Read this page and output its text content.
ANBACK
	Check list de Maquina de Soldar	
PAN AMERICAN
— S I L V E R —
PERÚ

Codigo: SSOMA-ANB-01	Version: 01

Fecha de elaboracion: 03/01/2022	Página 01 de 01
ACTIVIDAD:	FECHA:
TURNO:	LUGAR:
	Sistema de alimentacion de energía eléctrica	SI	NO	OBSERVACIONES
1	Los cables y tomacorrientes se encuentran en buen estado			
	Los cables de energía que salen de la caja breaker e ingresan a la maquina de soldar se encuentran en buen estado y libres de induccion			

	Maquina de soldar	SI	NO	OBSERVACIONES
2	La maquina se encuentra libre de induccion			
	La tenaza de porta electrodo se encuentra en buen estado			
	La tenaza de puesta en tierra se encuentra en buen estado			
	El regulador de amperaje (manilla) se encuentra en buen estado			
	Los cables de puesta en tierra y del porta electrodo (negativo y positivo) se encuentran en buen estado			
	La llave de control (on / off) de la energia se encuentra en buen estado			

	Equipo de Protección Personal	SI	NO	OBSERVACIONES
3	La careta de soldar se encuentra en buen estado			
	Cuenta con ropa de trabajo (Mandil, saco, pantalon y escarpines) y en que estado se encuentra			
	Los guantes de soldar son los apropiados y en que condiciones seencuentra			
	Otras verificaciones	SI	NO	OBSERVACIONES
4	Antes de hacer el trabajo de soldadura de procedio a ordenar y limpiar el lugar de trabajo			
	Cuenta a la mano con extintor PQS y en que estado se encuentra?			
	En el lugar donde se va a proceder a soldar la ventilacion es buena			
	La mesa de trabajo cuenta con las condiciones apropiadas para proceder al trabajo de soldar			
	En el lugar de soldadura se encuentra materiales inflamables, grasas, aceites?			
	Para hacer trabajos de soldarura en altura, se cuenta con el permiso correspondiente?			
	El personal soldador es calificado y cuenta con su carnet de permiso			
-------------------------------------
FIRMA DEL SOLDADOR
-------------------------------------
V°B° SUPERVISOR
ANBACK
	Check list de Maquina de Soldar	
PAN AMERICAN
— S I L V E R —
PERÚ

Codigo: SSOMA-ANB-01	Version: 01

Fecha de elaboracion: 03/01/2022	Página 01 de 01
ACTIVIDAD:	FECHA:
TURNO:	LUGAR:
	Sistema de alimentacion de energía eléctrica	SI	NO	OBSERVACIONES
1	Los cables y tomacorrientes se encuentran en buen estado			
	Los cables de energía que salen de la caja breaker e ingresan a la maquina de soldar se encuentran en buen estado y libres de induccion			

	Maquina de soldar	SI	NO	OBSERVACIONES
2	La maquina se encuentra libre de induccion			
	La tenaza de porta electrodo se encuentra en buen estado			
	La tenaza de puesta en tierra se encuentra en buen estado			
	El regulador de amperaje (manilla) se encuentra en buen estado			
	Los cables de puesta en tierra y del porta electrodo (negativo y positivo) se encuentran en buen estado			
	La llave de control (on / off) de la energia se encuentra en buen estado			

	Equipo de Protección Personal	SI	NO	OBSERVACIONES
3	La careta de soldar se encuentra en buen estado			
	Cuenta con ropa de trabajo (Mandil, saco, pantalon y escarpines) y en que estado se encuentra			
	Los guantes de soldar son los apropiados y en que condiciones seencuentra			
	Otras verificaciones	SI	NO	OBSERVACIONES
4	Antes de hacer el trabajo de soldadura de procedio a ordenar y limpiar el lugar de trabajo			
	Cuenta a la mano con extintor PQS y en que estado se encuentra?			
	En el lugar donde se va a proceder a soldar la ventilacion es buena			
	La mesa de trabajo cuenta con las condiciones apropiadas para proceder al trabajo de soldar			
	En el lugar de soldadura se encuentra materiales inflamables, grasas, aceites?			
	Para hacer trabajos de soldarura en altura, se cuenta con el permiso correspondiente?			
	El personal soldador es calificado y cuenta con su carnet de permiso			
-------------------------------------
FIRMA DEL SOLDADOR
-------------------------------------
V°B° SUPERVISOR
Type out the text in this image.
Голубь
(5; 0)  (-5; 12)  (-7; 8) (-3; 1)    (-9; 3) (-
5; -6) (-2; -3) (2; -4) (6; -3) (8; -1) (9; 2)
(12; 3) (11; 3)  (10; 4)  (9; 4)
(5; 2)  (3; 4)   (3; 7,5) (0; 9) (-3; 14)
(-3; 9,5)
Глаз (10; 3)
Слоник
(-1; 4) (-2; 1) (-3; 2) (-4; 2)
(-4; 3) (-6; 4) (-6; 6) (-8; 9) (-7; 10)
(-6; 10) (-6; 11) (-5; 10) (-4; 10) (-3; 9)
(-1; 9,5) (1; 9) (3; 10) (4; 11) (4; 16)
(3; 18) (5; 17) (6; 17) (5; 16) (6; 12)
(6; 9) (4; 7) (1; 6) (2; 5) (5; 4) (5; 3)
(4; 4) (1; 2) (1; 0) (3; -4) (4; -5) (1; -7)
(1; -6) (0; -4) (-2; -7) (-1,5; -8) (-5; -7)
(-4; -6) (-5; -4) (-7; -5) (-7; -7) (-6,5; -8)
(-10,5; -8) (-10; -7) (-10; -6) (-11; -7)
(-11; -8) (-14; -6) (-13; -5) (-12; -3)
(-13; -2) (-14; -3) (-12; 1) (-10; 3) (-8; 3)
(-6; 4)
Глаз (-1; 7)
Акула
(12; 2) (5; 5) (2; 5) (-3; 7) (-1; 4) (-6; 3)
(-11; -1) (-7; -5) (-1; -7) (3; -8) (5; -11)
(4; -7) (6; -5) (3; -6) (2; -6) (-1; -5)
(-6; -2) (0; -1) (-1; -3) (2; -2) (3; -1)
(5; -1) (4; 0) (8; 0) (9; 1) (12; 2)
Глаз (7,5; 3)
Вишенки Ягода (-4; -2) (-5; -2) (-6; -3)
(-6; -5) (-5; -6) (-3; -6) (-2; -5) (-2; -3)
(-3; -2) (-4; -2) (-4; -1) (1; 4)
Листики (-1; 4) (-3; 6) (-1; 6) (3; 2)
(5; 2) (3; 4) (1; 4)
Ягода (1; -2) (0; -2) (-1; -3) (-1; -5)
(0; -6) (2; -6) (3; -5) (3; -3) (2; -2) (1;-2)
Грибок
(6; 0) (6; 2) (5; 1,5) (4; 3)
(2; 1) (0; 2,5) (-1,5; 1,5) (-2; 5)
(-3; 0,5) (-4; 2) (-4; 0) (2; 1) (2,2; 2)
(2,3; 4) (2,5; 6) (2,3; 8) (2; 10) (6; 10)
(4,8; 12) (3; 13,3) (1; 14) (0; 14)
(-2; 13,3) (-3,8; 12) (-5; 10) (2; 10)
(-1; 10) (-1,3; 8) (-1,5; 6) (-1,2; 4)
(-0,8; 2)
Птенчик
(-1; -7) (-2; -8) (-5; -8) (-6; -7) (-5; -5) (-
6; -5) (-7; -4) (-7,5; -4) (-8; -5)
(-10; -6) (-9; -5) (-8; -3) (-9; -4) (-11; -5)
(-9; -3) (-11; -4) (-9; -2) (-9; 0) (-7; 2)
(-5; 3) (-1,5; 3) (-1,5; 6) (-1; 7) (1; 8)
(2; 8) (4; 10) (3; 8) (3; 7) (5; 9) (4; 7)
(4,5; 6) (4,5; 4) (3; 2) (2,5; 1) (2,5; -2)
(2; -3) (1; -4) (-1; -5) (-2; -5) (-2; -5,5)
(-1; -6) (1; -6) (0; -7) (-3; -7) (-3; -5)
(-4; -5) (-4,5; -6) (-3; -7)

· · · · · · ·

▸ GOAL OF THE EXERCISE:
Copy out all the entries shown above, character for character.

▸ RESULT FOR THIS TASK:
Read this page and output its text content.
ANBACK
	Check list de Maquina de Soldar	
PAN AMERICAN
— S I L V E R —
PERÚ

Codigo: SSOMA-ANB-01	Version: 01

Fecha de elaboracion: 03/01/2022	Página 01 de 01
ACTIVIDAD:	FECHA:
TURNO:	LUGAR:
	Sistema de alimentacion de energía eléctrica	SI	NO	OBSERVACIONES
1	Los cables y tomacorrientes se encuentran en buen estado			
	Los cables de energía que salen de la caja breaker e ingresan a la maquina de soldar se encuentran en buen estado y libres de induccion			

	Maquina de soldar	SI	NO	OBSERVACIONES
2	La maquina se encuentra libre de induccion			
	La tenaza de porta electrodo se encuentra en buen estado			
	La tenaza de puesta en tierra se encuentra en buen estado			
	El regulador de amperaje (manilla) se encuentra en buen estado			
	Los cables de puesta en tierra y del porta electrodo (negativo y positivo) se encuentran en buen estado			
	La llave de control (on / off) de la energia se encuentra en buen estado			

	Equipo de Protección Personal	SI	NO	OBSERVACIONES
3	La careta de soldar se encuentra en buen estado			
	Cuenta con ropa de trabajo (Mandil, saco, pantalon y escarpines) y en que estado se encuentra			
	Los guantes de soldar son los apropiados y en que condiciones seencuentra			
	Otras verificaciones	SI	NO	OBSERVACIONES
4	Antes de hacer el trabajo de soldadura de procedio a ordenar y limpiar el lugar de trabajo			
	Cuenta a la mano con extintor PQS y en que estado se encuentra?			
	En el lugar donde se va a proceder a soldar la ventilacion es buena			
	La mesa de trabajo cuenta con las condiciones apropiadas para proceder al trabajo de soldar			
	En el lugar de soldadura se encuentra materiales inflamables, grasas, aceites?			
	Para hacer trabajos de soldarura en altura, se cuenta con el permiso correspondiente?			
	El personal soldador es calificado y cuenta con su carnet de permiso			
-------------------------------------
FIRMA DEL SOLDADOR
-------------------------------------
V°B° SUPERVISOR
ANBACK
	Check list de Maquina de Soldar	
PAN AMERICAN
— S I L V E R —
PERÚ

Codigo: SSOMA-ANB-01	Version: 01

Fecha de elaboracion: 03/01/2022	Página 01 de 01
ACTIVIDAD:	FECHA:
TURNO:	LUGAR:
	Sistema de alimentacion de energía eléctrica	SI	NO	OBSERVACIONES
1	Los cables y tomacorrientes se encuentran en buen estado			
	Los cables de energía que salen de la caja breaker e ingresan a la maquina de soldar se encuentran en buen estado y libres de induccion			

	Maquina de soldar	SI	NO	OBSERVACIONES
2	La maquina se encuentra libre de induccion			
	La tenaza de porta electrodo se encuentra en buen estado			
	La tenaza de puesta en tierra se encuentra en buen estado			
	El regulador de amperaje (manilla) se encuentra en buen estado			
	Los cables de puesta en tierra y del porta electrodo (negativo y positivo) se encuentran en buen estado			
	La llave de control (on / off) de la energia se encuentra en buen estado			

	Equipo de Protección Personal	SI	NO	OBSERVACIONES
3	La careta de soldar se encuentra en buen estado			
	Cuenta con ropa de trabajo (Mandil, saco, pantalon y escarpines) y en que estado se encuentra			
	Los guantes de soldar son los apropiados y en que condiciones seencuentra			
	Otras verificaciones	SI	NO	OBSERVACIONES
4	Antes de hacer el trabajo de soldadura de procedio a ordenar y limpiar el lugar de trabajo			
	Cuenta a la mano con extintor PQS y en que estado se encuentra?			
	En el lugar donde se va a proceder a soldar la ventilacion es buena			
	La mesa de trabajo cuenta con las condiciones apropiadas para proceder al trabajo de soldar			
	En el lugar de soldadura se encuentra materiales inflamables, grasas, aceites?			
	Para hacer trabajos de soldarura en altura, se cuenta con el permiso correspondiente?			
	El personal soldador es calificado y cuenta con su carnet de permiso			
-------------------------------------
FIRMA DEL SOLDADOR
-------------------------------------
V°B° SUPERVISOR
Type out the text in this image.
Голубь
(5; 0)  (-5; 12)  (-7; 8) (-3; 1)    (-9; 3) (-
5; -6) (-2; -3) (2; -4) (6; -3) (8; -1) (9; 2)
(12; 3) (11; 3)  (10; 4)  (9; 4)
(5; 2)  (3; 4)   (3; 7,5) (0; 9) (-3; 14)
(-3; 9,5)
Глаз (10; 3)
Слоник
(-1; 4) (-2; 1) (-3; 2) (-4; 2)
(-4; 3) (-6; 4) (-6; 6) (-8; 9) (-7; 10)
(-6; 10) (-6; 11) (-5; 10) (-4; 10) (-3; 9)
(-1; 9,5) (1; 9) (3; 10) (4; 11) (4; 16)
(3; 18) (5; 17) (6; 17) (5; 16) (6; 12)
(6; 9) (4; 7) (1; 6) (2; 5) (5; 4) (5; 3)
(4; 4) (1; 2) (1; 0) (3; -4) (4; -5) (1; -7)
(1; -6) (0; -4) (-2; -7) (-1,5; -8) (-5; -7)
(-4; -6) (-5; -4) (-7; -5) (-7; -7) (-6,5; -8)
(-10,5; -8) (-10; -7) (-10; -6) (-11; -7)
(-11; -8) (-14; -6) (-13; -5) (-12; -3)
(-13; -2) (-14; -3) (-12; 1) (-10; 3) (-8; 3)
(-6; 4)
Глаз (-1; 7)
Акула
(12; 2) (5; 5) (2; 5) (-3; 7) (-1; 4) (-6; 3)
(-11; -1) (-7; -5) (-1; -7) (3; -8) (5; -11)
(4; -7) (6; -5) (3; -6) (2; -6) (-1; -5)
(-6; -2) (0; -1) (-1; -3) (2; -2) (3; -1)
(5; -1) (4; 0) (8; 0) (9; 1) (12; 2)
Глаз (7,5; 3)
Вишенки Ягода (-4; -2) (-5; -2) (-6; -3)
(-6; -5) (-5; -6) (-3; -6) (-2; -5) (-2; -3)
(-3; -2) (-4; -2) (-4; -1) (1; 4)
Листики (-1; 4) (-3; 6) (-1; 6) (3; 2)
(5; 2) (3; 4) (1; 4)
Ягода (1; -2) (0; -2) (-1; -3) (-1; -5)
(0; -6) (2; -6) (3; -5) (3; -3) (2; -2) (1;-2)
Грибок
(6; 0) (6; 2) (5; 1,5) (4; 3)
(2; 1) (0; 2,5) (-1,5; 1,5) (-2; 5)
(-3; 0,5) (-4; 2) (-4; 0) (2; 1) (2,2; 2)
(2,3; 4) (2,5; 6) (2,3; 8) (2; 10) (6; 10)
(4,8; 12) (3; 13,3) (1; 14) (0; 14)
(-2; 13,3) (-3,8; 12) (-5; 10) (2; 10)
(-1; 10) (-1,3; 8) (-1,5; 6) (-1,2; 4)
(-0,8; 2)
Птенчик
(-1; -7) (-2; -8) (-5; -8) (-6; -7) (-5; -5) (-
6; -5) (-7; -4) (-7,5; -4) (-8; -5)
(-10; -6) (-9; -5) (-8; -3) (-9; -4) (-11; -5)
(-9; -3) (-11; -4) (-9; -2) (-9; 0) (-7; 2)
(-5; 3) (-1,5; 3) (-1,5; 6) (-1; 7) (1; 8)
(2; 8) (4; 10) (3; 8) (3; 7) (5; 9) (4; 7)
(4,5; 6) (4,5; 4) (3; 2) (2,5; 1) (2,5; -2)
(2; -3) (1; -4) (-1; -5) (-2; -5) (-2; -5,5)
(-1; -6) (1; -6) (0; -7) (-3; -7) (-3; -5)
(-4; -5) (-4,5; -6) (-3; -7)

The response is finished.